[Data records]
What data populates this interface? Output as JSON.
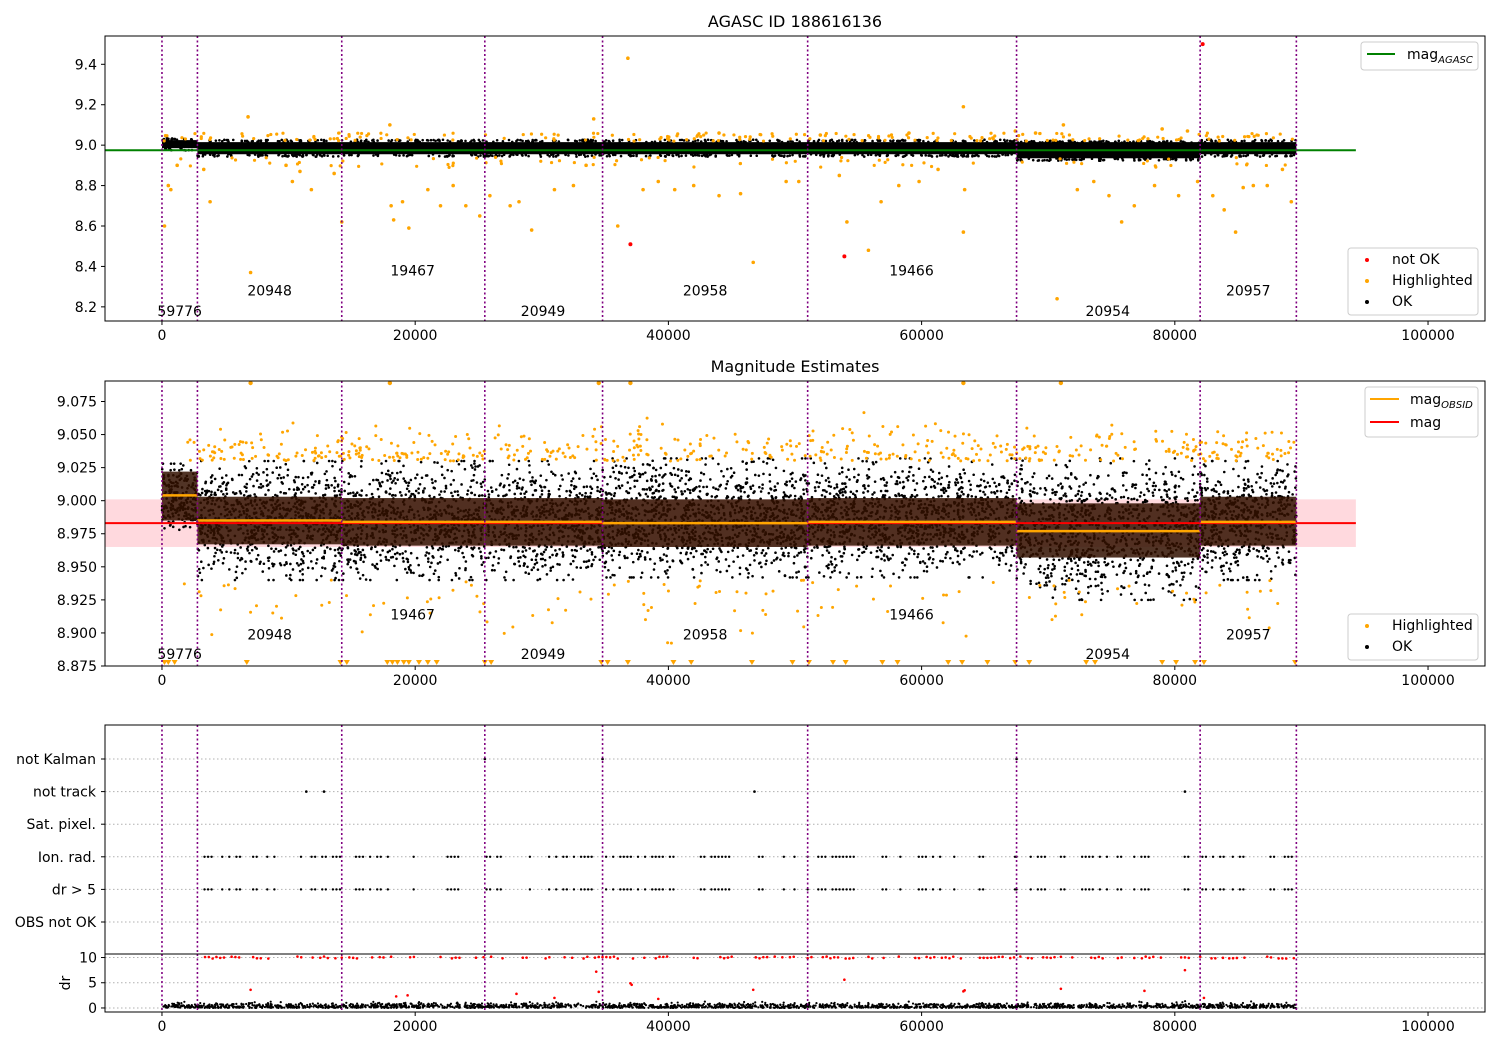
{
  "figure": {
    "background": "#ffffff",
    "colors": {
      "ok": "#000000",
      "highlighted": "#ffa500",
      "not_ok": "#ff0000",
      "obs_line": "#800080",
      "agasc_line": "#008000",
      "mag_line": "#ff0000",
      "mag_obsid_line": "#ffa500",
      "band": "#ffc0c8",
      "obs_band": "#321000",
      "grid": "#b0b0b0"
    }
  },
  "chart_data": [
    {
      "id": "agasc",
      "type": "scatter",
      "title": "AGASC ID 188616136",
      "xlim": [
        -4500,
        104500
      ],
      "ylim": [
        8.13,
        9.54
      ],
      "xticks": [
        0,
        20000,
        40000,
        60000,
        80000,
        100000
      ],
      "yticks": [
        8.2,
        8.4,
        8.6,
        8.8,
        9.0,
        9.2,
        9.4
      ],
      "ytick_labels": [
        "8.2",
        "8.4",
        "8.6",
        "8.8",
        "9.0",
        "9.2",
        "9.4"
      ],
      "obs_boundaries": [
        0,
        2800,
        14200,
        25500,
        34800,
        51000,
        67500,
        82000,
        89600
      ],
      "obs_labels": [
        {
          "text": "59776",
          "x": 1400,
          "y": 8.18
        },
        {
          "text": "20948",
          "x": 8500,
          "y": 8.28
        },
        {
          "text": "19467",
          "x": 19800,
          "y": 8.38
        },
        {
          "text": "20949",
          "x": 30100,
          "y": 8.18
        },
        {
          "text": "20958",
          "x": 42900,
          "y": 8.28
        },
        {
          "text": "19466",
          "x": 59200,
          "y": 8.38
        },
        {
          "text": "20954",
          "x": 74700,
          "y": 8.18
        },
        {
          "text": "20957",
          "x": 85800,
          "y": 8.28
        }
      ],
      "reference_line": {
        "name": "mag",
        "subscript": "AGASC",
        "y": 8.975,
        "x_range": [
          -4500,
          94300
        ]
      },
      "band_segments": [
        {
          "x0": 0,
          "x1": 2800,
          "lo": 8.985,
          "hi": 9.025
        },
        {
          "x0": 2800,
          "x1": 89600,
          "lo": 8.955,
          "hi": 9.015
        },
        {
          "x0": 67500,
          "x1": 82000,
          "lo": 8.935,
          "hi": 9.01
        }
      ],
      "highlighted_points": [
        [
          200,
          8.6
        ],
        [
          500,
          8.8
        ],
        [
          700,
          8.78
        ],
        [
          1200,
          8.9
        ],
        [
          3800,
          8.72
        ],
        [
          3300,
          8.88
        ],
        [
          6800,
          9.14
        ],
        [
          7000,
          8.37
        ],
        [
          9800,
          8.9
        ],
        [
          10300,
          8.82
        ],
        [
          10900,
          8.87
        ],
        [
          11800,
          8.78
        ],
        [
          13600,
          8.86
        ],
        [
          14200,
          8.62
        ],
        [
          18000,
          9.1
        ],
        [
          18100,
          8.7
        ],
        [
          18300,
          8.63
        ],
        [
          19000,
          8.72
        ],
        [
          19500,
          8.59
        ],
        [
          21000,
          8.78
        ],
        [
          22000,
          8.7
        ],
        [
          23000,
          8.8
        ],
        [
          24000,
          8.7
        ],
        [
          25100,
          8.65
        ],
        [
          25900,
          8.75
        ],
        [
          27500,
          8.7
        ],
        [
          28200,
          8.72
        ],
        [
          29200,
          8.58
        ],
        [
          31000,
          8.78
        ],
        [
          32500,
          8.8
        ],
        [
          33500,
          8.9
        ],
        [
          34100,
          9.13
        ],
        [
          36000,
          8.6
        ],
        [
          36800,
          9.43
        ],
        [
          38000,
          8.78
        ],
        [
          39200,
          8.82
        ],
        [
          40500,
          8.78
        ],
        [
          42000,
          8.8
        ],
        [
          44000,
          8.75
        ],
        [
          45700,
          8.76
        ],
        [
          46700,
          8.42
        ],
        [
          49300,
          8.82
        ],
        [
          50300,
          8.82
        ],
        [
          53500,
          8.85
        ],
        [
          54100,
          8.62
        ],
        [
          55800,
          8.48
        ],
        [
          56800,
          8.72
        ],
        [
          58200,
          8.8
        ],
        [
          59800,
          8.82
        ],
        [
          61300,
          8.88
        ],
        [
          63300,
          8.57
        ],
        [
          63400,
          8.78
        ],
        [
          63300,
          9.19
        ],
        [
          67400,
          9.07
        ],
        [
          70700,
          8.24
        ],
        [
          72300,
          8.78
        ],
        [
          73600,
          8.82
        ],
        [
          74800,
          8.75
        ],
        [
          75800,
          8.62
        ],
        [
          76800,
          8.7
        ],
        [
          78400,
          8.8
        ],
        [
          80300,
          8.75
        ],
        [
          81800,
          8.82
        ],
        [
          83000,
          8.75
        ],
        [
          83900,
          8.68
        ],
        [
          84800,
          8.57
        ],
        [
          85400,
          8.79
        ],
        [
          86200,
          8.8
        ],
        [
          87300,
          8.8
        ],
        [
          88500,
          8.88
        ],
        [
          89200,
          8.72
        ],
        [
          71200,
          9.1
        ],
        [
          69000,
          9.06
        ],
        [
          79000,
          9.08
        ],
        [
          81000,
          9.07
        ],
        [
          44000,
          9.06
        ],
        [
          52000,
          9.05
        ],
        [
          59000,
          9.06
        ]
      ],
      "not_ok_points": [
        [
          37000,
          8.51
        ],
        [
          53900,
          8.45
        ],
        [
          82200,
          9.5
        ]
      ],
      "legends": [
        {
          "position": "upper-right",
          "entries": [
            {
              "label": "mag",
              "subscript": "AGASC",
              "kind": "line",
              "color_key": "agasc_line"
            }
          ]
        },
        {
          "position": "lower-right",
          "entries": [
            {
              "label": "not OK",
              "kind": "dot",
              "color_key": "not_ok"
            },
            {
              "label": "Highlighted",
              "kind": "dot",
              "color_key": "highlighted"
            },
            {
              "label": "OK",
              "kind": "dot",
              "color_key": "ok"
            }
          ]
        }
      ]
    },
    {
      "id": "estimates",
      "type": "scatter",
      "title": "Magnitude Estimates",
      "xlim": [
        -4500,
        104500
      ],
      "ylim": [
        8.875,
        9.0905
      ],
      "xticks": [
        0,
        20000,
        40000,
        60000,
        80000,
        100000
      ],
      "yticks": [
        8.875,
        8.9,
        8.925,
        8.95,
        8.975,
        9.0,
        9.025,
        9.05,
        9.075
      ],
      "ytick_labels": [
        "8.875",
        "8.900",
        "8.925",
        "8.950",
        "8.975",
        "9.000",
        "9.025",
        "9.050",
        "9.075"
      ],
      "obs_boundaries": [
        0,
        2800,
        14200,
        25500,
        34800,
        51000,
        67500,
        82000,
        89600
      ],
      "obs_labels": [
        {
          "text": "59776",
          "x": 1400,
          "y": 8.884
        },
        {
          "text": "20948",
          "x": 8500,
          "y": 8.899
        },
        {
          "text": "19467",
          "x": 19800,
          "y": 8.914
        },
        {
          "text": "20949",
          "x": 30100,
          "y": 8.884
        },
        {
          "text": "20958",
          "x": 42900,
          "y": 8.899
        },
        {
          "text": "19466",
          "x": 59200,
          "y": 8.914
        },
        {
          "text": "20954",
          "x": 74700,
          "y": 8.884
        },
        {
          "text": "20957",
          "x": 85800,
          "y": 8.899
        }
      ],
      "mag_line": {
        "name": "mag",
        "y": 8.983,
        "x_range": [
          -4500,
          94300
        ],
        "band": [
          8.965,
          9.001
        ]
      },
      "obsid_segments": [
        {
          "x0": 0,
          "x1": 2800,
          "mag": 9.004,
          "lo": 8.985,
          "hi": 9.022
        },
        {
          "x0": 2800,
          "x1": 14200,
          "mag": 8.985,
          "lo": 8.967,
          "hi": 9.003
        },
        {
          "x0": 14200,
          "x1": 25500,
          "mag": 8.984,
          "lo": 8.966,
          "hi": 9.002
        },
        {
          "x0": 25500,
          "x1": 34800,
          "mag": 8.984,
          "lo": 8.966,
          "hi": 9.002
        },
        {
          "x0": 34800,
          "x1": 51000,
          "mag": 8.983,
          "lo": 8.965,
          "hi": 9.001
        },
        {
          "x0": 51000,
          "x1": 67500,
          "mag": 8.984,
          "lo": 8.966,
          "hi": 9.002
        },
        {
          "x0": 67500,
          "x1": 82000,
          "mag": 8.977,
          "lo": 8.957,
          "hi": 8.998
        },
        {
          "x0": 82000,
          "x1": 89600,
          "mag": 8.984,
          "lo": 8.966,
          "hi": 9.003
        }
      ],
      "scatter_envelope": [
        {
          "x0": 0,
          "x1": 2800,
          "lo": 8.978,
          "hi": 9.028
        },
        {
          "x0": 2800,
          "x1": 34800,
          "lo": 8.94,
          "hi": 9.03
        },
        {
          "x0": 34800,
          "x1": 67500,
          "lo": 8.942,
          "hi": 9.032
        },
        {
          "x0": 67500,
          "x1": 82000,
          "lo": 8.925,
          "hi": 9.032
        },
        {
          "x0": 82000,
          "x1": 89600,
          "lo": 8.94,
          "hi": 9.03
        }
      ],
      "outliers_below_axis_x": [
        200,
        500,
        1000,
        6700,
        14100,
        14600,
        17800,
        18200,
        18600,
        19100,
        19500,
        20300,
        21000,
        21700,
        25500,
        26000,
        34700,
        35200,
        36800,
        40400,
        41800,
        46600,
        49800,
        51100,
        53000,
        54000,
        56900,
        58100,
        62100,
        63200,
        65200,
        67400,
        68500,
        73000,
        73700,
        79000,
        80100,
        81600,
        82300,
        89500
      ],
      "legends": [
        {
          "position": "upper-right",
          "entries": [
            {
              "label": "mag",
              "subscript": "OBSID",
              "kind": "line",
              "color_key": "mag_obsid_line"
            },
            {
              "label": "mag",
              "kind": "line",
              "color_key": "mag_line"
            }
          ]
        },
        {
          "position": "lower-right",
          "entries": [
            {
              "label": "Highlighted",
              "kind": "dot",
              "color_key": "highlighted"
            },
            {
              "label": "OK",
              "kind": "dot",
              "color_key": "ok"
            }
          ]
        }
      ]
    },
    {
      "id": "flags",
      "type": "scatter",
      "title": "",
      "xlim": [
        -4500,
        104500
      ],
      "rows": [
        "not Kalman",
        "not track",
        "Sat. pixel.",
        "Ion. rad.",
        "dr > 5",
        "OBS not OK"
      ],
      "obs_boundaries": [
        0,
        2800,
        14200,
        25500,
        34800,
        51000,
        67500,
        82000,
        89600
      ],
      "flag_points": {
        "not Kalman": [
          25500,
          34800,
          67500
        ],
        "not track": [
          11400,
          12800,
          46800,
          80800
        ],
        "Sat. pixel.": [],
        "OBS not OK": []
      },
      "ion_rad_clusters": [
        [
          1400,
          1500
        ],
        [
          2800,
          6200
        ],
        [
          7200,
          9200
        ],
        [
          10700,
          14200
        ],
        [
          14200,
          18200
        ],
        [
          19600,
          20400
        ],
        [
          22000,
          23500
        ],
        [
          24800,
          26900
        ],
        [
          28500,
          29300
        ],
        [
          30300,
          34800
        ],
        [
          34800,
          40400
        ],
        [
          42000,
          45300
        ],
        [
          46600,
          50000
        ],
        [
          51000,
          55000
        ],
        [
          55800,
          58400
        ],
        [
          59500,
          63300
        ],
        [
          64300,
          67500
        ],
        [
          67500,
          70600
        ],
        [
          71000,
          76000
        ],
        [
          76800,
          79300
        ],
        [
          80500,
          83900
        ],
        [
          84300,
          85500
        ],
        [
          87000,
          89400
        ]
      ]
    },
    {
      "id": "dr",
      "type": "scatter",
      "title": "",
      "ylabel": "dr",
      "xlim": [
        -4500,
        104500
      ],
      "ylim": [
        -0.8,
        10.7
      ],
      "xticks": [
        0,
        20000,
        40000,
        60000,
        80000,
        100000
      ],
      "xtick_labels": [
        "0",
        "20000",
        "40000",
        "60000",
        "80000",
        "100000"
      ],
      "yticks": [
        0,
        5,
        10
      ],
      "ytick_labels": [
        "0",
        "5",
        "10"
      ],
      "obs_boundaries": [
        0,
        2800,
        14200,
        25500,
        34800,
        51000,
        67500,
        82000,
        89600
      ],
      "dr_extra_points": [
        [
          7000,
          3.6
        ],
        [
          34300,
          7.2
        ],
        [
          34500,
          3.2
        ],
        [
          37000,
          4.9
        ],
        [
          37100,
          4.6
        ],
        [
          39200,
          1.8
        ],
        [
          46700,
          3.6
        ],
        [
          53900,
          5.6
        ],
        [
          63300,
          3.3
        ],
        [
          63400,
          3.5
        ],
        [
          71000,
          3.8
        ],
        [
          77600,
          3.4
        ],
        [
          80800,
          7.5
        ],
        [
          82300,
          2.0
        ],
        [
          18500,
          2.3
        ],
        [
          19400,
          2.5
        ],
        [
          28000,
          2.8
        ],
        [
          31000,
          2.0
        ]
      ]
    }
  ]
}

Given exercise:
Find every line in the listing that holds the string "title", then say how many there are as a bare number.

Problem solution:
4